- What the task asks: Where a line holds "Wildhorse", copy it.

• • • •

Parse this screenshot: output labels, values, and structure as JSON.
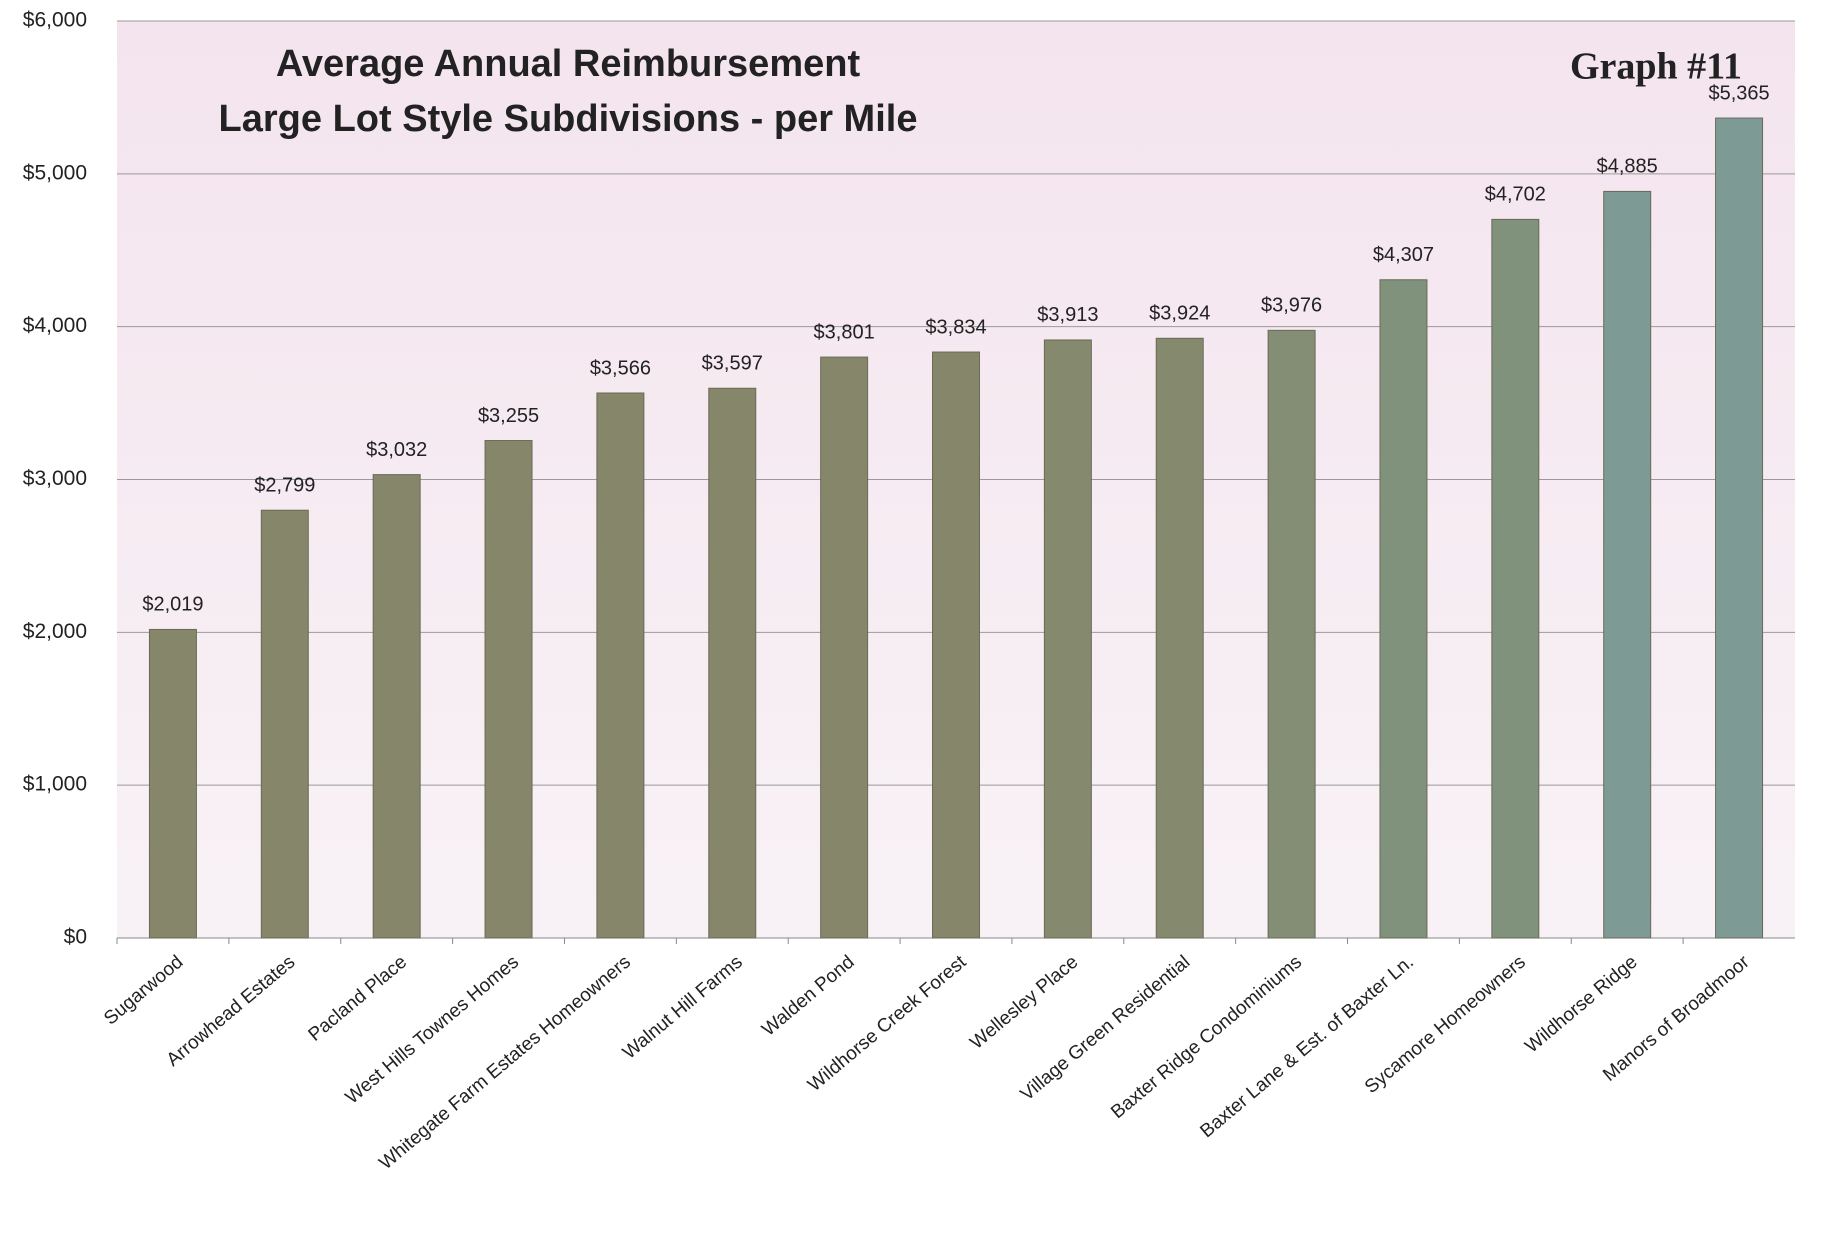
{
  "chart_data": {
    "type": "bar",
    "title": "Average Annual Reimbursement",
    "subtitle": "Large Lot Style Subdivisions - per Mile",
    "annotation": "Graph #11",
    "categories": [
      "Sugarwood",
      "Arrowhead Estates",
      "Pacland Place",
      "West Hills Townes Homes",
      "Whitegate Farm Estates Homeowners",
      "Walnut Hill Farms",
      "Walden Pond",
      "Wildhorse Creek Forest",
      "Wellesley Place",
      "Village Green Residential",
      "Baxter Ridge Condominiums",
      "Baxter Lane & Est. of Baxter Ln.",
      "Sycamore Homeowners",
      "Wildhorse Ridge",
      "Manors of Broadmoor"
    ],
    "values": [
      2019,
      2799,
      3032,
      3255,
      3566,
      3597,
      3801,
      3834,
      3913,
      3924,
      3976,
      4307,
      4702,
      4885,
      5365
    ],
    "value_labels": [
      "$2,019",
      "$2,799",
      "$3,032",
      "$3,255",
      "$3,566",
      "$3,597",
      "$3,801",
      "$3,834",
      "$3,913",
      "$3,924",
      "$3,976",
      "$4,307",
      "$4,702",
      "$4,885",
      "$5,365"
    ],
    "colors": [
      "#86866a",
      "#86866a",
      "#86866a",
      "#86866a",
      "#86866a",
      "#86866a",
      "#86866a",
      "#86866a",
      "#858a6e",
      "#858a6e",
      "#838e74",
      "#80927c",
      "#80927c",
      "#7d9a94",
      "#7d9a94"
    ],
    "ylim": [
      0,
      6000
    ],
    "yticks": [
      {
        "value": 0,
        "label": "$0"
      },
      {
        "value": 1000,
        "label": "$1,000"
      },
      {
        "value": 2000,
        "label": "$2,000"
      },
      {
        "value": 3000,
        "label": "$3,000"
      },
      {
        "value": 4000,
        "label": "$4,000"
      },
      {
        "value": 5000,
        "label": "$5,000"
      },
      {
        "value": 6000,
        "label": "$6,000"
      }
    ],
    "grid": true
  }
}
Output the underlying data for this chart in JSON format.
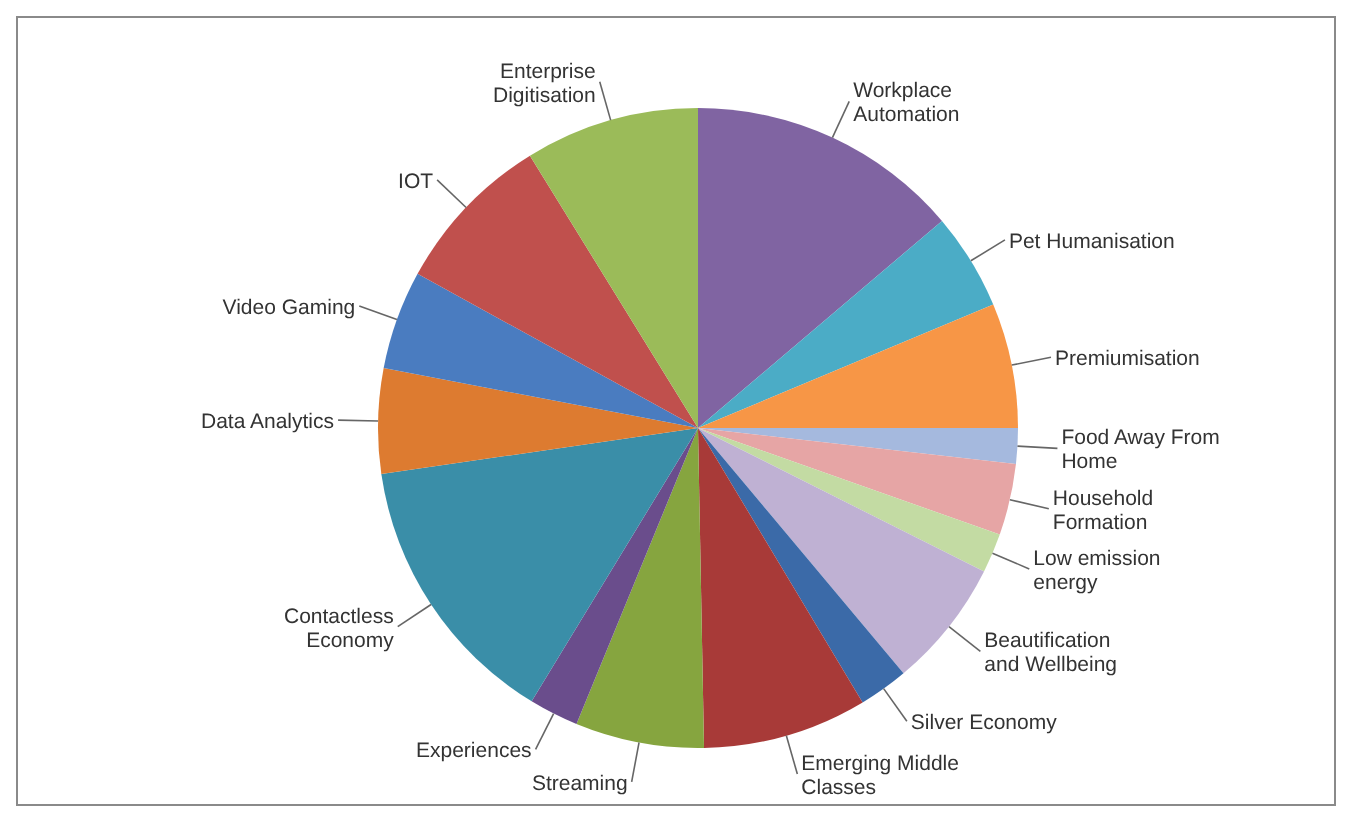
{
  "chart_data": {
    "type": "pie",
    "categories": [
      "Workplace Automation",
      "Pet Humanisation",
      "Premiumisation",
      "Food Away From Home",
      "Household Formation",
      "Low emission energy",
      "Beautification and Wellbeing",
      "Silver Economy",
      "Emerging Middle Classes",
      "Streaming",
      "Experiences",
      "Contactless Economy",
      "Data Analytics",
      "Video Gaming",
      "IOT",
      "Enterprise Digitisation"
    ],
    "values": [
      13.8,
      4.9,
      6.3,
      1.8,
      3.6,
      2.0,
      6.5,
      2.5,
      8.3,
      6.5,
      2.5,
      14.0,
      5.3,
      5.0,
      8.2,
      8.8
    ],
    "colors": [
      "#8064a2",
      "#4bacc6",
      "#f79646",
      "#a5b9de",
      "#e6a5a5",
      "#c3dba3",
      "#bfb1d3",
      "#3b6aa8",
      "#a83a38",
      "#86a53f",
      "#6a4d8c",
      "#3a8ea8",
      "#dd7b30",
      "#4a7cc0",
      "#c0504d",
      "#9bbb59"
    ],
    "legend": false
  }
}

• • • •

- Full solution:
      "Wildhorse Creek Forest",
      "Wildhorse Ridge",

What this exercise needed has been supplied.